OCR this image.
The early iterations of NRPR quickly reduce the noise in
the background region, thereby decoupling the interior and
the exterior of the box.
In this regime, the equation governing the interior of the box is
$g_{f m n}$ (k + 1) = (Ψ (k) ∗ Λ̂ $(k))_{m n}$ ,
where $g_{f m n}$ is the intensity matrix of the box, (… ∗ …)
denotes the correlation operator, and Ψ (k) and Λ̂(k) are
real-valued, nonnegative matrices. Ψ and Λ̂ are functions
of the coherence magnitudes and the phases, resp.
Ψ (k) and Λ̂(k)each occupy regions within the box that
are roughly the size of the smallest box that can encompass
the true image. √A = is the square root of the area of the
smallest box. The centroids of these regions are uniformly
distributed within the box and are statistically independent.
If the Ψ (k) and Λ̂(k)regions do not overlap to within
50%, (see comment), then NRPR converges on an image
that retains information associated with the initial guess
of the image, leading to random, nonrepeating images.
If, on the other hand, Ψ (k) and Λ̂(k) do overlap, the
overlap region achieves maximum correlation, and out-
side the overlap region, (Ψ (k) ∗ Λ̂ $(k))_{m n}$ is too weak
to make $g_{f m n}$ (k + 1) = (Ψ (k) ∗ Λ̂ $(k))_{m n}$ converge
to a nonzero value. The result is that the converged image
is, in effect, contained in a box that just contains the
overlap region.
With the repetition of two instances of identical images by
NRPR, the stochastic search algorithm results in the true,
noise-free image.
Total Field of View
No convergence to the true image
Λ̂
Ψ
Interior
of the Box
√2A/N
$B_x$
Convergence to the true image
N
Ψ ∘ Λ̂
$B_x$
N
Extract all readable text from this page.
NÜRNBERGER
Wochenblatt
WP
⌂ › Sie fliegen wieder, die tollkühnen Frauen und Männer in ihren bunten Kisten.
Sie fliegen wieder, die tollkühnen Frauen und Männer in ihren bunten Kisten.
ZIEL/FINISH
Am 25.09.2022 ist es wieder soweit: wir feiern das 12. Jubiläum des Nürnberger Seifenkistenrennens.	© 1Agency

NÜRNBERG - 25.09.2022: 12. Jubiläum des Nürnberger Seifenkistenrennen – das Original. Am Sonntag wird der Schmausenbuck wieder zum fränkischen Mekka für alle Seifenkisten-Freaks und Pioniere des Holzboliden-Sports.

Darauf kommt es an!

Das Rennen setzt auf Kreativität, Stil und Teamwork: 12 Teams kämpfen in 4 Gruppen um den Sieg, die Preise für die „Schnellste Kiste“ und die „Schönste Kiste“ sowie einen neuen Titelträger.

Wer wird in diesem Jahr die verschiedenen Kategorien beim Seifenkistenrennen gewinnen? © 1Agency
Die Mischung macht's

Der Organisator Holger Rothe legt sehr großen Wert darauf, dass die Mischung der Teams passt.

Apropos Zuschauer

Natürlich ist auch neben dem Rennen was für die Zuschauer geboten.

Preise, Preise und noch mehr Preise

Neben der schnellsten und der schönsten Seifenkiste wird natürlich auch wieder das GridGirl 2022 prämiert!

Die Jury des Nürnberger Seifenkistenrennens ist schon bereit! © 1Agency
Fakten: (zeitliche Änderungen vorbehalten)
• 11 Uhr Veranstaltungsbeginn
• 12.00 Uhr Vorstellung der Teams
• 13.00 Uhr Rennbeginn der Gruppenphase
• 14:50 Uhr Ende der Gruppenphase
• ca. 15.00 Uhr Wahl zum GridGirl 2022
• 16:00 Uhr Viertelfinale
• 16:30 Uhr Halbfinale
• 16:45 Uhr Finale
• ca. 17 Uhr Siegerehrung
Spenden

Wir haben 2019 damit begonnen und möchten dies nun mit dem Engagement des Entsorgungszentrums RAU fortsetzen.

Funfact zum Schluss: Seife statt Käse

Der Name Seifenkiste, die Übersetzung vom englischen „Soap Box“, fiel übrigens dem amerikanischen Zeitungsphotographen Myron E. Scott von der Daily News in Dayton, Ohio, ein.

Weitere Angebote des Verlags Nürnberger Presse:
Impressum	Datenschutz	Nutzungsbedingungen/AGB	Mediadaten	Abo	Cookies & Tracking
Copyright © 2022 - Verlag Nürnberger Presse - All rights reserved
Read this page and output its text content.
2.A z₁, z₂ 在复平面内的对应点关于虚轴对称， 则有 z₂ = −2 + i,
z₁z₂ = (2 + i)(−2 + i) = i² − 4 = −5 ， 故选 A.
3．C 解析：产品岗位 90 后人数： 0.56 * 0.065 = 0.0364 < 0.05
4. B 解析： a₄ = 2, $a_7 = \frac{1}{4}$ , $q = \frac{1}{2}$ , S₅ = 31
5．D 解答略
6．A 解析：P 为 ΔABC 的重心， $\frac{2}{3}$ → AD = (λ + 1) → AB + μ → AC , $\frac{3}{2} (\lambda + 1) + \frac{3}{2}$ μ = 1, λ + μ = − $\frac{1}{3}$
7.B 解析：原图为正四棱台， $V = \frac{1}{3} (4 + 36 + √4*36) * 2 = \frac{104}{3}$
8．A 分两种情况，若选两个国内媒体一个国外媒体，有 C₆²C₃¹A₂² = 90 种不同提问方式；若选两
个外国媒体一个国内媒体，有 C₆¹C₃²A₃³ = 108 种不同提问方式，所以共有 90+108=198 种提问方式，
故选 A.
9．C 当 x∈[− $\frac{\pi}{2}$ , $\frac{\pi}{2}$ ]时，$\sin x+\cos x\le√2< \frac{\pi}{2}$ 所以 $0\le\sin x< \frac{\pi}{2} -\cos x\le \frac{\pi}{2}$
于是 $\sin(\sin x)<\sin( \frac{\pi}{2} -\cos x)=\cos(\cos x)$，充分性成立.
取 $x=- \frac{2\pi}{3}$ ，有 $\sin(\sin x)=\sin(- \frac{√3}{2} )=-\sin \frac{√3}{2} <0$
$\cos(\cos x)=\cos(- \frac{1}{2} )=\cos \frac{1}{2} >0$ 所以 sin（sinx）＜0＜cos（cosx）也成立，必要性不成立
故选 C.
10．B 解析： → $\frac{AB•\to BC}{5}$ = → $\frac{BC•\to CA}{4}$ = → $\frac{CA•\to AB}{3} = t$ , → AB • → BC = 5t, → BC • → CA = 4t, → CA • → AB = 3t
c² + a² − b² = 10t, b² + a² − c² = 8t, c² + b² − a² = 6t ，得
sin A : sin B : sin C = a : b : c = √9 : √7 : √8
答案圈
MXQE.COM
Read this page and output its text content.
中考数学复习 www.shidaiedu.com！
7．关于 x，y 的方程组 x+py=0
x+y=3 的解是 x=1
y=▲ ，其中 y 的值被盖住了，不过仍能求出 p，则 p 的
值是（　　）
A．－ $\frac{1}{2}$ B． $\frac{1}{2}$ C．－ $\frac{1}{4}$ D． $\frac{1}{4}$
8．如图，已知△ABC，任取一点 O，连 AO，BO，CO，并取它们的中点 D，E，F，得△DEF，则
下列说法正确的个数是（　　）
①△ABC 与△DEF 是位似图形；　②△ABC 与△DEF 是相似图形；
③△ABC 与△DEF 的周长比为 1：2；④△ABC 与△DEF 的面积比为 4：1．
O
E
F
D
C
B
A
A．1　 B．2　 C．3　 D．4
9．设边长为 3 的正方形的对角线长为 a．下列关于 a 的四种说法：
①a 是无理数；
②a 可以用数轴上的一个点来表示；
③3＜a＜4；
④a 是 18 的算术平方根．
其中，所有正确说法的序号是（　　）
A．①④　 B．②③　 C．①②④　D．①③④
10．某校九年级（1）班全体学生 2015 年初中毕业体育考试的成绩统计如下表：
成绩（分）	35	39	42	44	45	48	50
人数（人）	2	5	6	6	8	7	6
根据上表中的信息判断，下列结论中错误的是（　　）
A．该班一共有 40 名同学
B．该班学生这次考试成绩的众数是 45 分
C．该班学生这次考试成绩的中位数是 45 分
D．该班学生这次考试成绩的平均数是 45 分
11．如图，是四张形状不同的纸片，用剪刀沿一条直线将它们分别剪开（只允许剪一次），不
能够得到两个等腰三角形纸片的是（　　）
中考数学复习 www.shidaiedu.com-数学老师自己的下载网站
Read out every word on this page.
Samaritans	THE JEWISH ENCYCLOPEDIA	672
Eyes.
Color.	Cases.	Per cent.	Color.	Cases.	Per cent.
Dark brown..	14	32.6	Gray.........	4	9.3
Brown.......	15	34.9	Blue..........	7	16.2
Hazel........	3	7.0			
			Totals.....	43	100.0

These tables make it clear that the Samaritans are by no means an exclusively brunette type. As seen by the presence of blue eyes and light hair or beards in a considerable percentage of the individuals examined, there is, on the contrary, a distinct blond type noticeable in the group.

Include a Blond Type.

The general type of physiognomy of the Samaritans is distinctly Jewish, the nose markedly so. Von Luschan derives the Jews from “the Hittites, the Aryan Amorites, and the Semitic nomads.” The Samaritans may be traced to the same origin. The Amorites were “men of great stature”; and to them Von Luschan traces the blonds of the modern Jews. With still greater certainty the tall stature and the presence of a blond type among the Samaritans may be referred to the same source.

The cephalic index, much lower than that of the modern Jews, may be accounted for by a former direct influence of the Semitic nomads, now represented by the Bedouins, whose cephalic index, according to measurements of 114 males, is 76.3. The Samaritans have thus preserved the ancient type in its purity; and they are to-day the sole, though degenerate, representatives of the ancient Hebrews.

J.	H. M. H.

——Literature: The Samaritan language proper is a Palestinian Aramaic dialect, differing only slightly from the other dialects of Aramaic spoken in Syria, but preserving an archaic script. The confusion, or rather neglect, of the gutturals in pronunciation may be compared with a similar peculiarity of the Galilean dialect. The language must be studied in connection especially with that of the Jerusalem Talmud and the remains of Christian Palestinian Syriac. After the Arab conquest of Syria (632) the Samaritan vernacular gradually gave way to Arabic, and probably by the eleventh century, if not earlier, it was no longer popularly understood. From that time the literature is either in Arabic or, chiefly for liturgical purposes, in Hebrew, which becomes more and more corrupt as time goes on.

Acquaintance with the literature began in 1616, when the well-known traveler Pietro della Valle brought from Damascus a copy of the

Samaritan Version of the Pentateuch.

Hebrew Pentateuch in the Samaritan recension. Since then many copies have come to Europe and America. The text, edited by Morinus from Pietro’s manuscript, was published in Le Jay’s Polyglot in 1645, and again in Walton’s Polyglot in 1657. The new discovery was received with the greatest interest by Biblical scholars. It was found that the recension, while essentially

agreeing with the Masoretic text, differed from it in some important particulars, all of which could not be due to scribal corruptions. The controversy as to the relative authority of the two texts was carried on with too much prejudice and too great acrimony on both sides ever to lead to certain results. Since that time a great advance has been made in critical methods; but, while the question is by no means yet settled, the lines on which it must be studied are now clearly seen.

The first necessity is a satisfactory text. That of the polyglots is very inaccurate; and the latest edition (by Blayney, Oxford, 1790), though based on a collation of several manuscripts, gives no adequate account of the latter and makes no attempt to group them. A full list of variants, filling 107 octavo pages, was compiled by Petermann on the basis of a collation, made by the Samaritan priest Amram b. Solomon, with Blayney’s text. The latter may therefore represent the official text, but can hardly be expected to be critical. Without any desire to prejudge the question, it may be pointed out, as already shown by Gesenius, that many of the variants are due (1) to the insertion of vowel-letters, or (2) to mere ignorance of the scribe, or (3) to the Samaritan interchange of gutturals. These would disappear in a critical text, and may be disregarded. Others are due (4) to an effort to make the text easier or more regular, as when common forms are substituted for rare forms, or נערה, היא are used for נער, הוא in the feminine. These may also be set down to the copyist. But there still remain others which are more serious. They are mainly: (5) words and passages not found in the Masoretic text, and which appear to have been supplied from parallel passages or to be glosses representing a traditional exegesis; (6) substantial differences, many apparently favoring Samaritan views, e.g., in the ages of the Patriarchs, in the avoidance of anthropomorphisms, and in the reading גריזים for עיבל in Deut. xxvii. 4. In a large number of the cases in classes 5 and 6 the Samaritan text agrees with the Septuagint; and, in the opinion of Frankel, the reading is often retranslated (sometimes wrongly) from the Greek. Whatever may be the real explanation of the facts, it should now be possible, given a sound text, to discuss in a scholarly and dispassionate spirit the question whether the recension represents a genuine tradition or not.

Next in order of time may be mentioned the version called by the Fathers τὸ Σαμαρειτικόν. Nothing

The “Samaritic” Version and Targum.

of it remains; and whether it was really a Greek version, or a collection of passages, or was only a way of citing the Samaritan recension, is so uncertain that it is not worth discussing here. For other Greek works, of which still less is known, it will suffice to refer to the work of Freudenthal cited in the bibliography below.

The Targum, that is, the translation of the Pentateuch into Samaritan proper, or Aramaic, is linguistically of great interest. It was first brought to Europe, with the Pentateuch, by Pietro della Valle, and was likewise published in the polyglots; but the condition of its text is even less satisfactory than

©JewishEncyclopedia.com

GIVEN PROBLEM:
Show every line of the listing in which the string "Since" can be found.

WRITTEN RESPONSE:
Hebrew Pentateuch in the Samaritan recension. Since then many copies have come to Europe and America. The text, edited by Morinus from Pietro’s manuscript, was published in Le Jay’s Polyglot in 1645, and again in Walton’s Polyglot in 1657. The new discovery was received with the greatest interest by Biblical scholars. It was found that the recension, while essentially
agreeing with the Masoretic text, differed from it in some important particulars, all of which could not be due to scribal corruptions. The controversy as to the relative authority of the two texts was carried on with too much prejudice and too great acrimony on both sides ever to lead to certain results. Since that time a great advance has been made in critical methods; but, while the question is by no means yet settled, the lines on which it must be studied are now clearly seen.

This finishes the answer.